### PROBLEM TO WORK ON
From the entries below, extract every line that includes the word "marché".

### DATA IN THIS EXERCISE
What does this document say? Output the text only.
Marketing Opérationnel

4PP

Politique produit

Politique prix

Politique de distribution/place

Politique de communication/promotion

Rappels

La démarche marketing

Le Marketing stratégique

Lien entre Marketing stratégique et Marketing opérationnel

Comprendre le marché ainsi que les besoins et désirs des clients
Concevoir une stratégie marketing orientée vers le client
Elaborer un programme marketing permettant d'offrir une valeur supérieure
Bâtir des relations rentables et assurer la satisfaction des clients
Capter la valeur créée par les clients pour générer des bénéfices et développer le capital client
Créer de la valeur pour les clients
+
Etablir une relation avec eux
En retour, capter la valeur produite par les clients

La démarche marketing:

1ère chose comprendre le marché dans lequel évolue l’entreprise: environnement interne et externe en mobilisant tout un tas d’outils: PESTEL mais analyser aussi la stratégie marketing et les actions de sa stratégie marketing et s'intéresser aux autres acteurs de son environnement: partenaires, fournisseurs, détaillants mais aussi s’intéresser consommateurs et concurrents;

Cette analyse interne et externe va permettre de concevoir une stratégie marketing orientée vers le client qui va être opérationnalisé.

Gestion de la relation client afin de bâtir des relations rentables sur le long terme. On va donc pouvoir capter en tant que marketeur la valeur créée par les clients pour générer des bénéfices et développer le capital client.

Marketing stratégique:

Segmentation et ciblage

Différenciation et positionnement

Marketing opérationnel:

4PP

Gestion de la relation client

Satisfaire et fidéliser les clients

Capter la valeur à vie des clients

### EXERCISE RESPONSE
Comprendre le marché ainsi que les besoins et désirs des clients
1ère chose comprendre le marché dans lequel évolue l’entreprise: environnement interne et externe en mobilisant tout un tas d’outils: PESTEL mais analyser aussi la stratégie marketing et les actions de sa stratégie marketing et s'intéresser aux autres acteurs de son environnement: partenaires, fournisseurs, détaillants mais aussi s’intéresser consommateurs et concurrents;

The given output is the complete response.